Task to carry out: Retype only what runs from the line that contains "Output the text content of this document." through the last line of the listing below, both lines included.

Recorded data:

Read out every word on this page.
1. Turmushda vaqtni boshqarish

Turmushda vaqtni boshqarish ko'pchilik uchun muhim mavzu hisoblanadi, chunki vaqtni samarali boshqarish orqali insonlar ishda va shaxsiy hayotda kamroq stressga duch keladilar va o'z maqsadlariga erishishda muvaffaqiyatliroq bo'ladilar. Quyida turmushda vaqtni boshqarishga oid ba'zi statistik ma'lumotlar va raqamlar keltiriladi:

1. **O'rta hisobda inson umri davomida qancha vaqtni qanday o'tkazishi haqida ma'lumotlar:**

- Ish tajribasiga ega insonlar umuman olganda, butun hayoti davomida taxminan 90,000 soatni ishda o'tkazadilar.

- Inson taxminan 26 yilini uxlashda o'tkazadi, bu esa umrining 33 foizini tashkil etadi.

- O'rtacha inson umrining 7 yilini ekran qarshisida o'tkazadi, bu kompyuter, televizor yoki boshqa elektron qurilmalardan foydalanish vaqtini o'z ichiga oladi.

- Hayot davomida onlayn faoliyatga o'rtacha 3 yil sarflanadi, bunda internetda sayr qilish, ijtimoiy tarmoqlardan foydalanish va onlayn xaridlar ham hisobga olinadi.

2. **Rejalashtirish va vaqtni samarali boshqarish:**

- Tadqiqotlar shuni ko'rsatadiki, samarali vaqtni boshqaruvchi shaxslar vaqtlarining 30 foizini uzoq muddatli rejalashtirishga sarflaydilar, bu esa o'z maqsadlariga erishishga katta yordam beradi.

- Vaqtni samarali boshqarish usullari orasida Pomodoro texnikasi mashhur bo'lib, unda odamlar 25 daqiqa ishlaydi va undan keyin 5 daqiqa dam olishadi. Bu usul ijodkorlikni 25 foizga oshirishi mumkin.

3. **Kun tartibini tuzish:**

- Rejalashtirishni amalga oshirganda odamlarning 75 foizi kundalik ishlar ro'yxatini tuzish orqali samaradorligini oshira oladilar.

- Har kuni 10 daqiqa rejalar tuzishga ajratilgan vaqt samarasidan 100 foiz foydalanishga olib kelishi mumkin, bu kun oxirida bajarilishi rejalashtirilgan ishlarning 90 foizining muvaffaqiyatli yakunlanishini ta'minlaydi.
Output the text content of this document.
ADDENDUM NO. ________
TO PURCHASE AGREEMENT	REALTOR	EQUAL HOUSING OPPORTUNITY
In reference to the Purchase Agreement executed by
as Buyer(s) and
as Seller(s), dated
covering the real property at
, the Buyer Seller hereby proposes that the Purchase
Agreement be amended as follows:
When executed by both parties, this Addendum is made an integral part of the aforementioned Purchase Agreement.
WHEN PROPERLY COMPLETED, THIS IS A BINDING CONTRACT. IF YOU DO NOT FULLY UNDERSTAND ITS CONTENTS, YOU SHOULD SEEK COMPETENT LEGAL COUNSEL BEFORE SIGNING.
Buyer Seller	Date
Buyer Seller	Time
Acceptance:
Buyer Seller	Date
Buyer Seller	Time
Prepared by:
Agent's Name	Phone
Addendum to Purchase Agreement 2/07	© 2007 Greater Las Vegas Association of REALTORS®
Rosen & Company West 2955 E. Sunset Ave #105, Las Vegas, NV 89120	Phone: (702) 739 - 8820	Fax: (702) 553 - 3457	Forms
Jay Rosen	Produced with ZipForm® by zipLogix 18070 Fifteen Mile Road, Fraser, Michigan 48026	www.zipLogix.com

Reply:
Output the text content of this document.
ADDENDUM NO. ________
TO PURCHASE AGREEMENT	REALTOR	EQUAL HOUSING OPPORTUNITY
In reference to the Purchase Agreement executed by
as Buyer(s) and
as Seller(s), dated
covering the real property at
, the Buyer Seller hereby proposes that the Purchase
Agreement be amended as follows:
When executed by both parties, this Addendum is made an integral part of the aforementioned Purchase Agreement.
WHEN PROPERLY COMPLETED, THIS IS A BINDING CONTRACT. IF YOU DO NOT FULLY UNDERSTAND ITS CONTENTS, YOU SHOULD SEEK COMPETENT LEGAL COUNSEL BEFORE SIGNING.
Buyer Seller	Date
Buyer Seller	Time
Acceptance:
Buyer Seller	Date
Buyer Seller	Time
Prepared by:
Agent's Name	Phone
Addendum to Purchase Agreement 2/07	© 2007 Greater Las Vegas Association of REALTORS®
Rosen & Company West 2955 E. Sunset Ave #105, Las Vegas, NV 89120	Phone: (702) 739 - 8820	Fax: (702) 553 - 3457	Forms
Jay Rosen	Produced with ZipForm® by zipLogix 18070 Fifteen Mile Road, Fraser, Michigan 48026	www.zipLogix.com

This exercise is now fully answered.